STATED PROBLEM: Copy each line containing the word "Rain" from the records that follow, please.

Dataset records:
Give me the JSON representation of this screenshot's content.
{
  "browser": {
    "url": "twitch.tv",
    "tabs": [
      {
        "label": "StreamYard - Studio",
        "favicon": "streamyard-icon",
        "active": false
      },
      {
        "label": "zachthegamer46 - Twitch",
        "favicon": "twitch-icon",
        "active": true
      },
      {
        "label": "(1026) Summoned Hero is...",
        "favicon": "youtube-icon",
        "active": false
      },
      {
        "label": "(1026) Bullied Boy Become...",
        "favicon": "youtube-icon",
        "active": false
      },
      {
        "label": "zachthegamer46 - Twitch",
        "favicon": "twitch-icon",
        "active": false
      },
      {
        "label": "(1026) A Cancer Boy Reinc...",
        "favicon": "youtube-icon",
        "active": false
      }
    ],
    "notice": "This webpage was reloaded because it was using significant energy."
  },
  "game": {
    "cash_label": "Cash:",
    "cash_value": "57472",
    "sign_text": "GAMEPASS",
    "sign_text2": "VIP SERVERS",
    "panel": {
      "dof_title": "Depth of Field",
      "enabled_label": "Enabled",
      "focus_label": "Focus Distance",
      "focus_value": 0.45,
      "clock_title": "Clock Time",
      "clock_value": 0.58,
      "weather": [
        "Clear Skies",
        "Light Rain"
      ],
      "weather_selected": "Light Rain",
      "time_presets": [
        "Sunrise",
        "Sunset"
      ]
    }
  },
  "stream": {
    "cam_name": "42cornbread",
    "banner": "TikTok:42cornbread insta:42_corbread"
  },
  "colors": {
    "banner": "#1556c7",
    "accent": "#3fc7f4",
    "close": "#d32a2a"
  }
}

EXERCISE SOLUTION:
        "Light Rain"
      "weather_selected": "Light Rain",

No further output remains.